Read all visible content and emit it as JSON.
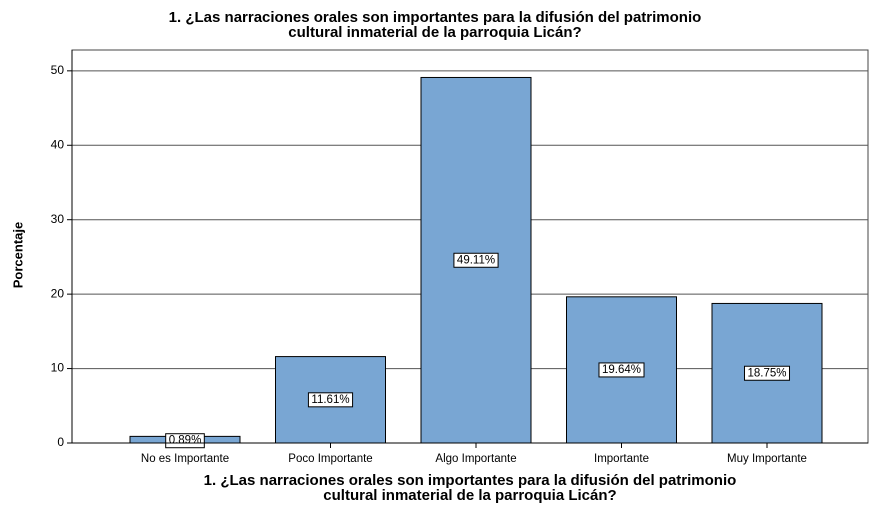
{
  "chart_data": {
    "type": "bar",
    "title": [
      "1. ¿Las narraciones orales son importantes para la difusión del patrimonio",
      "cultural inmaterial de la parroquia Licán?"
    ],
    "x_label": [
      "1. ¿Las narraciones orales son importantes para la difusión del patrimonio",
      "cultural inmaterial de la parroquia Licán?"
    ],
    "y_label": "Porcentaje",
    "categories": [
      "No es Importante",
      "Poco Importante",
      "Algo Importante",
      "Importante",
      "Muy Importante"
    ],
    "values": [
      0.89,
      11.61,
      49.11,
      19.64,
      18.75
    ],
    "value_labels": [
      "0.89%",
      "11.61%",
      "49.11%",
      "19.64%",
      "18.75%"
    ],
    "color": "#79a6d3",
    "ylim": [
      0,
      52.8
    ],
    "yticks": [
      0,
      10,
      20,
      30,
      40,
      50
    ],
    "grid": true
  }
}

Task instructions ::
Every record above should be transcribed exactly; the pictures stay out of the copy.

Task result ::
Read all visible content and emit it as JSON.
{
  "chart_data": {
    "type": "bar",
    "title": [
      "1. ¿Las narraciones orales son importantes para la difusión del patrimonio",
      "cultural inmaterial de la parroquia Licán?"
    ],
    "x_label": [
      "1. ¿Las narraciones orales son importantes para la difusión del patrimonio",
      "cultural inmaterial de la parroquia Licán?"
    ],
    "y_label": "Porcentaje",
    "categories": [
      "No es Importante",
      "Poco Importante",
      "Algo Importante",
      "Importante",
      "Muy Importante"
    ],
    "values": [
      0.89,
      11.61,
      49.11,
      19.64,
      18.75
    ],
    "value_labels": [
      "0.89%",
      "11.61%",
      "49.11%",
      "19.64%",
      "18.75%"
    ],
    "color": "#79a6d3",
    "ylim": [
      0,
      52.8
    ],
    "yticks": [
      0,
      10,
      20,
      30,
      40,
      50
    ],
    "grid": true
  }
}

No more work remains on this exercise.